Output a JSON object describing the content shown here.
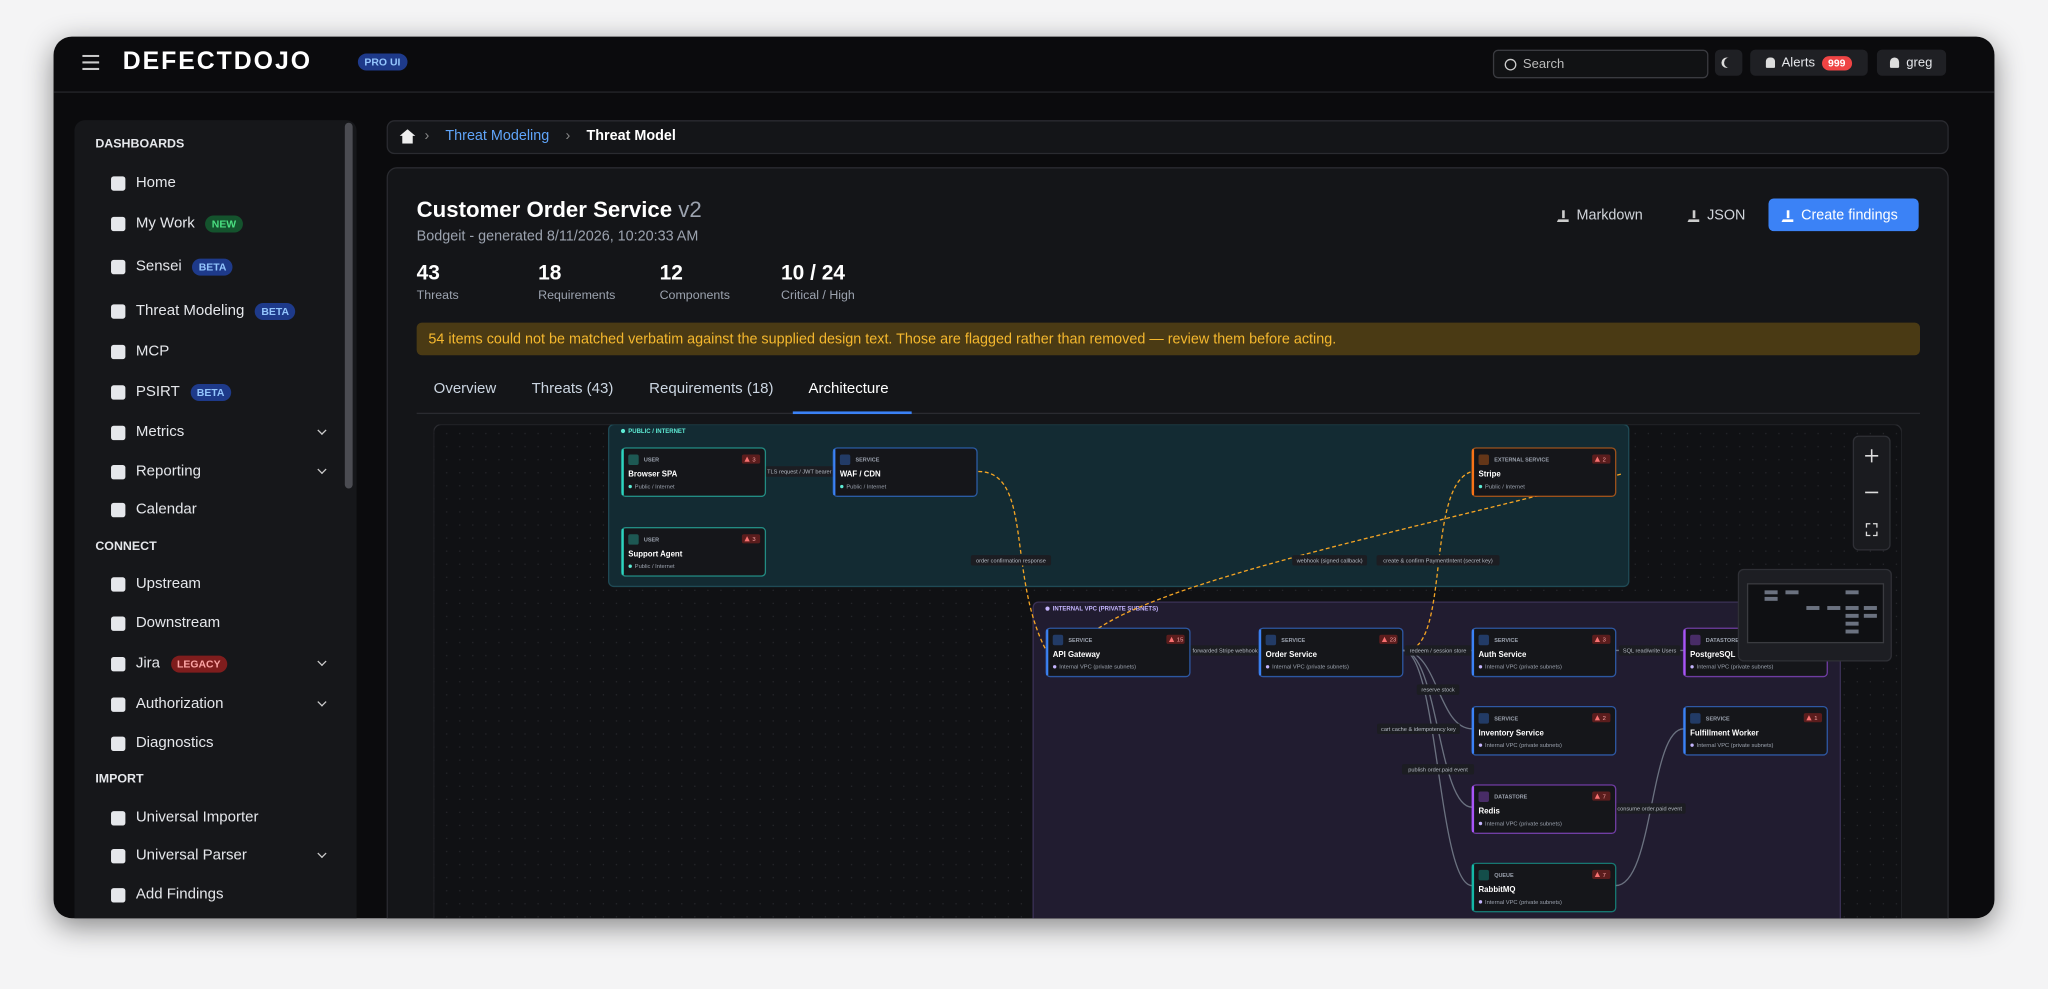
{
  "header": {
    "brand": "DEFECTDOJO",
    "edition": "PRO UI",
    "search_placeholder": "Search",
    "alerts": "Alerts",
    "alerts_count": "999",
    "user": "greg"
  },
  "sidebar": {
    "sections": [
      {
        "title": "DASHBOARDS",
        "items": [
          {
            "label": "Home"
          },
          {
            "label": "My Work",
            "badge": "NEW"
          },
          {
            "label": "Sensei",
            "badge": "BETA"
          },
          {
            "label": "Threat Modeling",
            "badge": "BETA"
          },
          {
            "label": "MCP"
          },
          {
            "label": "PSIRT",
            "badge": "BETA"
          },
          {
            "label": "Metrics",
            "expandable": true
          },
          {
            "label": "Reporting",
            "expandable": true
          },
          {
            "label": "Calendar"
          }
        ]
      },
      {
        "title": "CONNECT",
        "items": [
          {
            "label": "Upstream"
          },
          {
            "label": "Downstream"
          },
          {
            "label": "Jira",
            "badge": "LEGACY",
            "expandable": true
          },
          {
            "label": "Authorization",
            "expandable": true
          },
          {
            "label": "Diagnostics"
          }
        ]
      },
      {
        "title": "IMPORT",
        "items": [
          {
            "label": "Universal Importer"
          },
          {
            "label": "Universal Parser",
            "expandable": true
          },
          {
            "label": "Add Findings"
          }
        ]
      }
    ]
  },
  "breadcrumb": [
    "Threat Modeling",
    "Threat Model"
  ],
  "page": {
    "title": "Customer Order Service",
    "version": "v2",
    "subtitle": "Bodgeit - generated 8/11/2026, 10:20:33 AM",
    "actions": [
      "Markdown",
      "JSON",
      "Create findings"
    ],
    "stats": [
      {
        "value": 43,
        "label": "Threats"
      },
      {
        "value": 18,
        "label": "Requirements"
      },
      {
        "value": 12,
        "label": "Components"
      },
      {
        "value": "10 / 24",
        "label": "Critical / High"
      }
    ],
    "warning": "54 items could not be matched verbatim against the supplied design text. Those are flagged rather than removed — review them before acting.",
    "tabs": [
      "Overview",
      "Threats (43)",
      "Requirements (18)",
      "Architecture"
    ],
    "active_tab": 3
  },
  "diagram": {
    "zones": [
      {
        "label": "PUBLIC / INTERNET",
        "caption": "Public / Internet",
        "nodes": [
          {
            "kind": "USER",
            "label": "Browser SPA",
            "threats": 3
          },
          {
            "kind": "SERVICE",
            "label": "WAF / CDN"
          },
          {
            "kind": "USER",
            "label": "Support Agent",
            "threats": 3
          },
          {
            "kind": "EXTERNAL SERVICE",
            "label": "Stripe",
            "threats": 2
          }
        ]
      },
      {
        "label": "INTERNAL VPC (PRIVATE SUBNETS)",
        "caption": "Internal VPC (private subnets)",
        "nodes": [
          {
            "kind": "SERVICE",
            "label": "API Gateway",
            "threats": 15
          },
          {
            "kind": "SERVICE",
            "label": "Order Service",
            "threats": 23
          },
          {
            "kind": "SERVICE",
            "label": "Auth Service",
            "threats": 3
          },
          {
            "kind": "DATASTORE",
            "label": "PostgreSQL"
          },
          {
            "kind": "SERVICE",
            "label": "Inventory Service",
            "threats": 2
          },
          {
            "kind": "SERVICE",
            "label": "Fulfillment Worker",
            "threats": 1
          },
          {
            "kind": "DATASTORE",
            "label": "Redis",
            "threats": 7
          },
          {
            "kind": "QUEUE",
            "label": "RabbitMQ",
            "threats": 7
          }
        ]
      }
    ],
    "edges": [
      "TLS request / JWT bearer",
      "order confirmation response",
      "webhook (signed callback)",
      "create & confirm PaymentIntent (secret key)",
      "forwarded Stripe webhook",
      "redeem / session store",
      "SQL read/write Users",
      "reserve stock",
      "cart cache & idempotency key",
      "publish order.paid event",
      "consume order.paid event"
    ]
  }
}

GIVEN INSTRUCTION: Extract the text of all the records above verbatim, excluding pictures.

WORKED SOLUTION:
Output a JSON object describing the content shown here.
{
  "header": {
    "brand": "DEFECTDOJO",
    "edition": "PRO UI",
    "search_placeholder": "Search",
    "alerts": "Alerts",
    "alerts_count": "999",
    "user": "greg"
  },
  "sidebar": {
    "sections": [
      {
        "title": "DASHBOARDS",
        "items": [
          {
            "label": "Home"
          },
          {
            "label": "My Work",
            "badge": "NEW"
          },
          {
            "label": "Sensei",
            "badge": "BETA"
          },
          {
            "label": "Threat Modeling",
            "badge": "BETA"
          },
          {
            "label": "MCP"
          },
          {
            "label": "PSIRT",
            "badge": "BETA"
          },
          {
            "label": "Metrics",
            "expandable": true
          },
          {
            "label": "Reporting",
            "expandable": true
          },
          {
            "label": "Calendar"
          }
        ]
      },
      {
        "title": "CONNECT",
        "items": [
          {
            "label": "Upstream"
          },
          {
            "label": "Downstream"
          },
          {
            "label": "Jira",
            "badge": "LEGACY",
            "expandable": true
          },
          {
            "label": "Authorization",
            "expandable": true
          },
          {
            "label": "Diagnostics"
          }
        ]
      },
      {
        "title": "IMPORT",
        "items": [
          {
            "label": "Universal Importer"
          },
          {
            "label": "Universal Parser",
            "expandable": true
          },
          {
            "label": "Add Findings"
          }
        ]
      }
    ]
  },
  "breadcrumb": [
    "Threat Modeling",
    "Threat Model"
  ],
  "page": {
    "title": "Customer Order Service",
    "version": "v2",
    "subtitle": "Bodgeit - generated 8/11/2026, 10:20:33 AM",
    "actions": [
      "Markdown",
      "JSON",
      "Create findings"
    ],
    "stats": [
      {
        "value": 43,
        "label": "Threats"
      },
      {
        "value": 18,
        "label": "Requirements"
      },
      {
        "value": 12,
        "label": "Components"
      },
      {
        "value": "10 / 24",
        "label": "Critical / High"
      }
    ],
    "warning": "54 items could not be matched verbatim against the supplied design text. Those are flagged rather than removed — review them before acting.",
    "tabs": [
      "Overview",
      "Threats (43)",
      "Requirements (18)",
      "Architecture"
    ],
    "active_tab": 3
  },
  "diagram": {
    "zones": [
      {
        "label": "PUBLIC / INTERNET",
        "caption": "Public / Internet",
        "nodes": [
          {
            "kind": "USER",
            "label": "Browser SPA",
            "threats": 3
          },
          {
            "kind": "SERVICE",
            "label": "WAF / CDN"
          },
          {
            "kind": "USER",
            "label": "Support Agent",
            "threats": 3
          },
          {
            "kind": "EXTERNAL SERVICE",
            "label": "Stripe",
            "threats": 2
          }
        ]
      },
      {
        "label": "INTERNAL VPC (PRIVATE SUBNETS)",
        "caption": "Internal VPC (private subnets)",
        "nodes": [
          {
            "kind": "SERVICE",
            "label": "API Gateway",
            "threats": 15
          },
          {
            "kind": "SERVICE",
            "label": "Order Service",
            "threats": 23
          },
          {
            "kind": "SERVICE",
            "label": "Auth Service",
            "threats": 3
          },
          {
            "kind": "DATASTORE",
            "label": "PostgreSQL"
          },
          {
            "kind": "SERVICE",
            "label": "Inventory Service",
            "threats": 2
          },
          {
            "kind": "SERVICE",
            "label": "Fulfillment Worker",
            "threats": 1
          },
          {
            "kind": "DATASTORE",
            "label": "Redis",
            "threats": 7
          },
          {
            "kind": "QUEUE",
            "label": "RabbitMQ",
            "threats": 7
          }
        ]
      }
    ],
    "edges": [
      "TLS request / JWT bearer",
      "order confirmation response",
      "webhook (signed callback)",
      "create & confirm PaymentIntent (secret key)",
      "forwarded Stripe webhook",
      "redeem / session store",
      "SQL read/write Users",
      "reserve stock",
      "cart cache & idempotency key",
      "publish order.paid event",
      "consume order.paid event"
    ]
  }
}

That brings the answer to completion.